*Given problem*.
Work through the data and report how many lines include the string "structured", giving the number alone.

··· Records for processing ···

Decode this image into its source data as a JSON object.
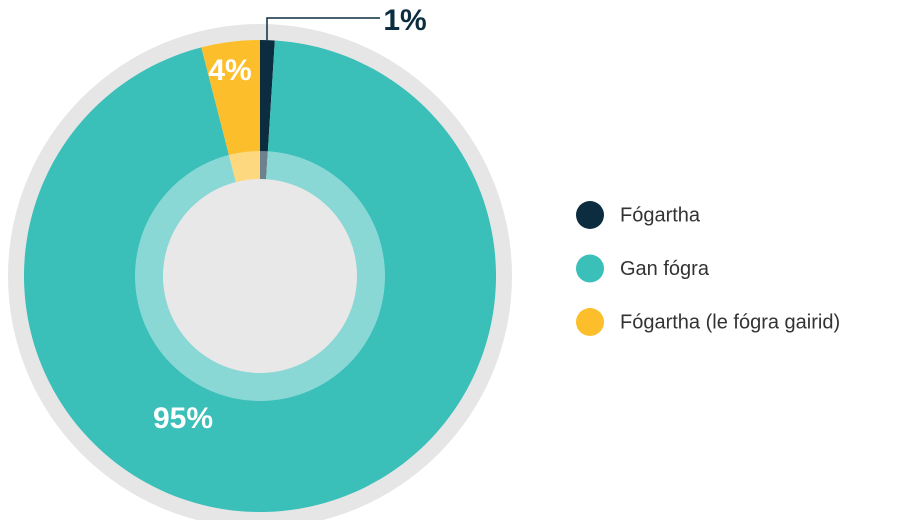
{
  "chart_data": {
    "type": "donut",
    "categories": [
      "Fógartha",
      "Gan fógra",
      "Fógartha (le fógra gairid)"
    ],
    "values": [
      1,
      95,
      4
    ],
    "value_labels": [
      "1%",
      "95%",
      "4%"
    ],
    "colors": [
      "#0b2d3f",
      "#3bbfb9",
      "#fdbe2b"
    ],
    "legend": "right"
  }
}
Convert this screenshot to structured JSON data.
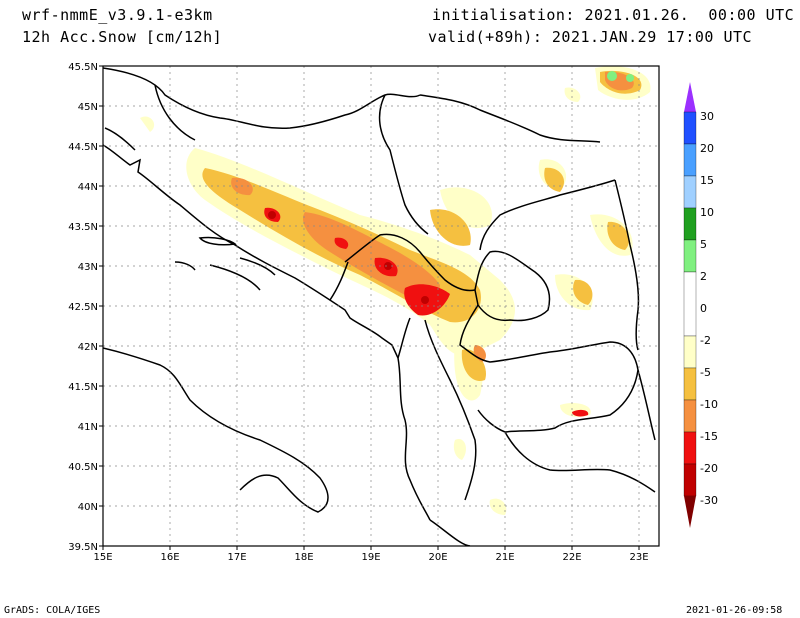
{
  "header": {
    "model": "wrf-nmmE_v3.9.1-e3km",
    "field": "12h Acc.Snow [cm/12h]",
    "init": "initialisation: 2021.01.26.  00:00 UTC",
    "valid": "valid(+89h): 2021.JAN.29 17:00 UTC"
  },
  "map": {
    "lon_labels": [
      "15E",
      "16E",
      "17E",
      "18E",
      "19E",
      "20E",
      "21E",
      "22E",
      "23E"
    ],
    "lat_labels": [
      "45.5N",
      "45N",
      "44.5N",
      "44N",
      "43.5N",
      "43N",
      "42.5N",
      "42N",
      "41.5N",
      "41N",
      "40.5N",
      "40N",
      "39.5N"
    ],
    "lon_range": [
      15,
      23.3
    ],
    "lat_range": [
      39.5,
      45.5
    ]
  },
  "colorbar": {
    "labels": [
      "30",
      "20",
      "15",
      "10",
      "5",
      "2",
      "0",
      "-2",
      "-5",
      "-10",
      "-15",
      "-20",
      "-30"
    ],
    "colors": [
      "#9b30ff",
      "#2050ff",
      "#4aa0ff",
      "#a0d0ff",
      "#20a020",
      "#80f080",
      "#ffffff",
      "#ffffc8",
      "#f5c040",
      "#f59040",
      "#f01010",
      "#c00000",
      "#800000"
    ]
  },
  "footer": {
    "credit": "GrADS: COLA/IGES",
    "timestamp": "2021-01-26-09:58"
  }
}
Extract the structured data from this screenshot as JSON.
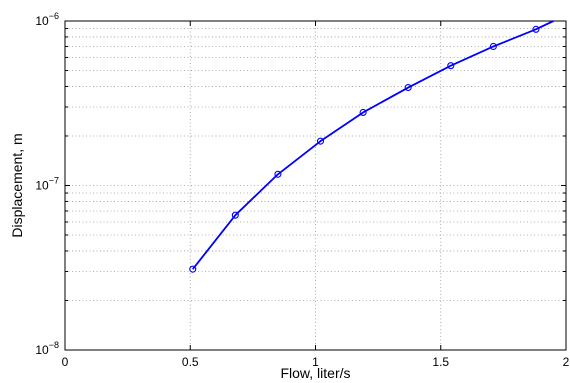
{
  "chart_data": {
    "type": "line",
    "xlabel": "Flow, liter/s",
    "ylabel": "Displacement, m",
    "xlim": [
      0,
      2
    ],
    "ylim": [
      1e-08,
      1e-06
    ],
    "y_scale": "log",
    "grid": true,
    "x_ticks": [
      {
        "value": 0,
        "label": "0"
      },
      {
        "value": 0.5,
        "label": "0.5"
      },
      {
        "value": 1,
        "label": "1"
      },
      {
        "value": 1.5,
        "label": "1.5"
      },
      {
        "value": 2,
        "label": "2"
      }
    ],
    "y_ticks": [
      {
        "value": 1e-08,
        "base": "10",
        "exp": "−8"
      },
      {
        "value": 1e-07,
        "base": "10",
        "exp": "−7"
      },
      {
        "value": 1e-06,
        "base": "10",
        "exp": "−6"
      }
    ],
    "series": [
      {
        "color": "#0000ff",
        "marker": "circle",
        "x": [
          0.51,
          0.68,
          0.85,
          1.02,
          1.19,
          1.37,
          1.54,
          1.71,
          1.88
        ],
        "y": [
          3.1e-08,
          6.6e-08,
          1.17e-07,
          1.86e-07,
          2.78e-07,
          3.94e-07,
          5.35e-07,
          7e-07,
          8.9e-07
        ],
        "curve_x": [
          0.51,
          0.68,
          0.85,
          1.02,
          1.19,
          1.37,
          1.54,
          1.71,
          1.88,
          1.95
        ],
        "curve_y": [
          3.1e-08,
          6.6e-08,
          1.17e-07,
          1.86e-07,
          2.78e-07,
          3.94e-07,
          5.35e-07,
          7e-07,
          8.9e-07,
          1e-06
        ]
      }
    ]
  }
}
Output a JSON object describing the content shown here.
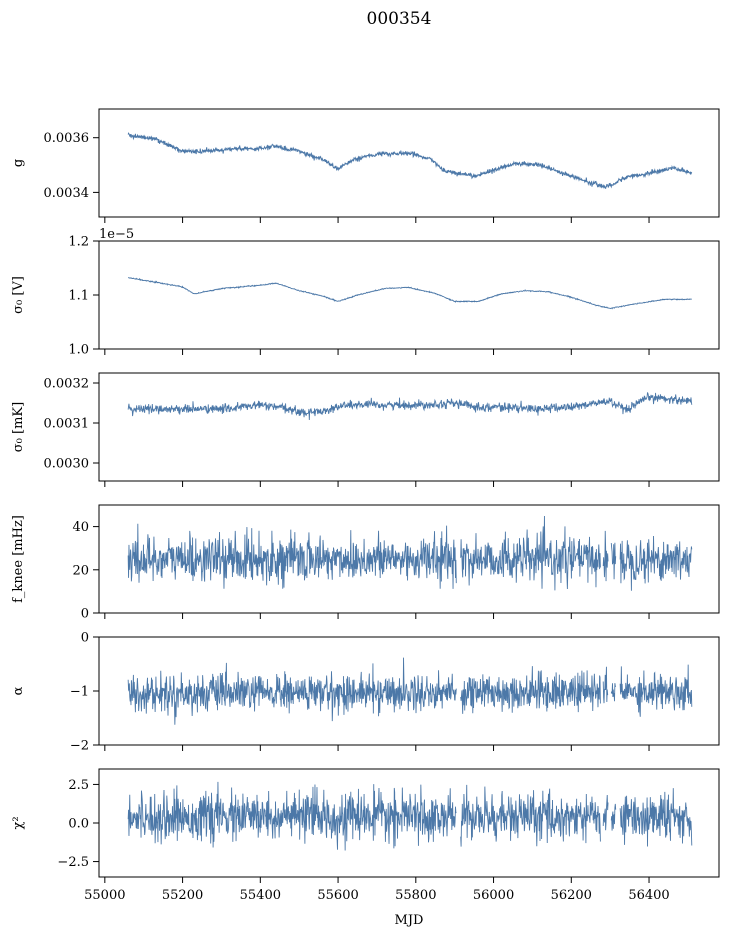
{
  "figure_title": "000354",
  "colors": {
    "series": "#4c78a8",
    "axes": "#000000",
    "background": "#ffffff"
  },
  "chart_data": {
    "type": "line",
    "title": "000354",
    "xlabel": "MJD",
    "xlim": [
      54985,
      56580
    ],
    "x_range": [
      55060,
      56510
    ],
    "x_ticks": [
      55000,
      55200,
      55400,
      55600,
      55800,
      56000,
      56200,
      56400
    ],
    "x_tick_labels": [
      "55000",
      "55200",
      "55400",
      "55600",
      "55800",
      "56000",
      "56200",
      "56400"
    ],
    "panels": [
      {
        "ylabel": "g",
        "ylim": [
          0.00331,
          0.003705
        ],
        "y_ticks": [
          0.0034,
          0.0036
        ],
        "y_tick_labels": [
          "0.0034",
          "0.0036"
        ],
        "offset_text": "",
        "noise": 4e-06,
        "gaps": [],
        "trend": [
          [
            55060,
            0.00361
          ],
          [
            55130,
            0.003595
          ],
          [
            55200,
            0.00355
          ],
          [
            55260,
            0.00355
          ],
          [
            55330,
            0.00356
          ],
          [
            55400,
            0.00356
          ],
          [
            55440,
            0.00357
          ],
          [
            55500,
            0.00355
          ],
          [
            55560,
            0.00352
          ],
          [
            55600,
            0.003485
          ],
          [
            55640,
            0.00352
          ],
          [
            55700,
            0.00354
          ],
          [
            55780,
            0.003545
          ],
          [
            55840,
            0.00352
          ],
          [
            55870,
            0.00348
          ],
          [
            55950,
            0.00346
          ],
          [
            56000,
            0.00348
          ],
          [
            56050,
            0.003505
          ],
          [
            56120,
            0.0035
          ],
          [
            56180,
            0.00347
          ],
          [
            56250,
            0.003435
          ],
          [
            56290,
            0.00342
          ],
          [
            56340,
            0.003455
          ],
          [
            56400,
            0.00347
          ],
          [
            56460,
            0.00349
          ],
          [
            56510,
            0.00347
          ]
        ]
      },
      {
        "ylabel": "σ₀ [V]",
        "ylim": [
          1e-05,
          1.2e-05
        ],
        "y_ticks": [
          1e-05,
          1.1e-05,
          1.2e-05
        ],
        "y_tick_labels": [
          "1.0",
          "1.1",
          "1.2"
        ],
        "offset_text": "1e−5",
        "noise": 4.5e-09,
        "gaps": [],
        "trend": [
          [
            55060,
            1.132e-05
          ],
          [
            55120,
            1.125e-05
          ],
          [
            55200,
            1.115e-05
          ],
          [
            55230,
            1.102e-05
          ],
          [
            55300,
            1.112e-05
          ],
          [
            55400,
            1.118e-05
          ],
          [
            55440,
            1.122e-05
          ],
          [
            55500,
            1.108e-05
          ],
          [
            55560,
            1.098e-05
          ],
          [
            55600,
            1.088e-05
          ],
          [
            55650,
            1.1e-05
          ],
          [
            55720,
            1.112e-05
          ],
          [
            55780,
            1.114e-05
          ],
          [
            55850,
            1.103e-05
          ],
          [
            55900,
            1.088e-05
          ],
          [
            55960,
            1.088e-05
          ],
          [
            56020,
            1.102e-05
          ],
          [
            56080,
            1.108e-05
          ],
          [
            56140,
            1.106e-05
          ],
          [
            56200,
            1.096e-05
          ],
          [
            56260,
            1.082e-05
          ],
          [
            56300,
            1.075e-05
          ],
          [
            56360,
            1.083e-05
          ],
          [
            56440,
            1.092e-05
          ],
          [
            56510,
            1.092e-05
          ]
        ]
      },
      {
        "ylabel": "σ₀ [mK]",
        "ylim": [
          0.002955,
          0.003225
        ],
        "y_ticks": [
          0.003,
          0.0031,
          0.0032
        ],
        "y_tick_labels": [
          "0.0030",
          "0.0031",
          "0.0032"
        ],
        "offset_text": "",
        "noise": 5.5e-06,
        "gaps": [],
        "trend": [
          [
            55060,
            0.003135
          ],
          [
            55200,
            0.003135
          ],
          [
            55300,
            0.003135
          ],
          [
            55400,
            0.003145
          ],
          [
            55440,
            0.00314
          ],
          [
            55520,
            0.003125
          ],
          [
            55560,
            0.00313
          ],
          [
            55620,
            0.003145
          ],
          [
            55700,
            0.003145
          ],
          [
            55800,
            0.003145
          ],
          [
            55900,
            0.00315
          ],
          [
            55960,
            0.00314
          ],
          [
            56020,
            0.00314
          ],
          [
            56100,
            0.003135
          ],
          [
            56200,
            0.00314
          ],
          [
            56300,
            0.003155
          ],
          [
            56340,
            0.00313
          ],
          [
            56400,
            0.003165
          ],
          [
            56510,
            0.003155
          ]
        ]
      },
      {
        "ylabel": "f_knee [mHz]",
        "ylim": [
          0,
          50
        ],
        "y_ticks": [
          0,
          20,
          40
        ],
        "y_tick_labels": [
          "0",
          "20",
          "40"
        ],
        "offset_text": "",
        "noise": 5.2,
        "gaps": [
          [
            55905,
            55915
          ],
          [
            56275,
            56282
          ],
          [
            56295,
            56302
          ],
          [
            56315,
            56325
          ]
        ],
        "trend": [
          [
            55060,
            25
          ],
          [
            56510,
            25
          ]
        ]
      },
      {
        "ylabel": "α",
        "ylim": [
          -2,
          0
        ],
        "y_ticks": [
          -2,
          -1,
          0
        ],
        "y_tick_labels": [
          "−2",
          "−1",
          "0"
        ],
        "offset_text": "",
        "noise": 0.17,
        "gaps": [
          [
            55905,
            55915
          ],
          [
            56275,
            56282
          ],
          [
            56295,
            56302
          ],
          [
            56315,
            56325
          ]
        ],
        "trend": [
          [
            55060,
            -1.05
          ],
          [
            56510,
            -1.0
          ]
        ]
      },
      {
        "ylabel": "χ²",
        "ylim": [
          -3.5,
          3.5
        ],
        "y_ticks": [
          -2.5,
          0,
          2.5
        ],
        "y_tick_labels": [
          "−2.5",
          "0.0",
          "2.5"
        ],
        "offset_text": "",
        "noise": 0.75,
        "gaps": [
          [
            55905,
            55915
          ],
          [
            56275,
            56282
          ],
          [
            56295,
            56302
          ],
          [
            56315,
            56325
          ]
        ],
        "trend": [
          [
            55060,
            0.4
          ],
          [
            56510,
            0.4
          ]
        ]
      }
    ]
  }
}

···

*Final result*.
2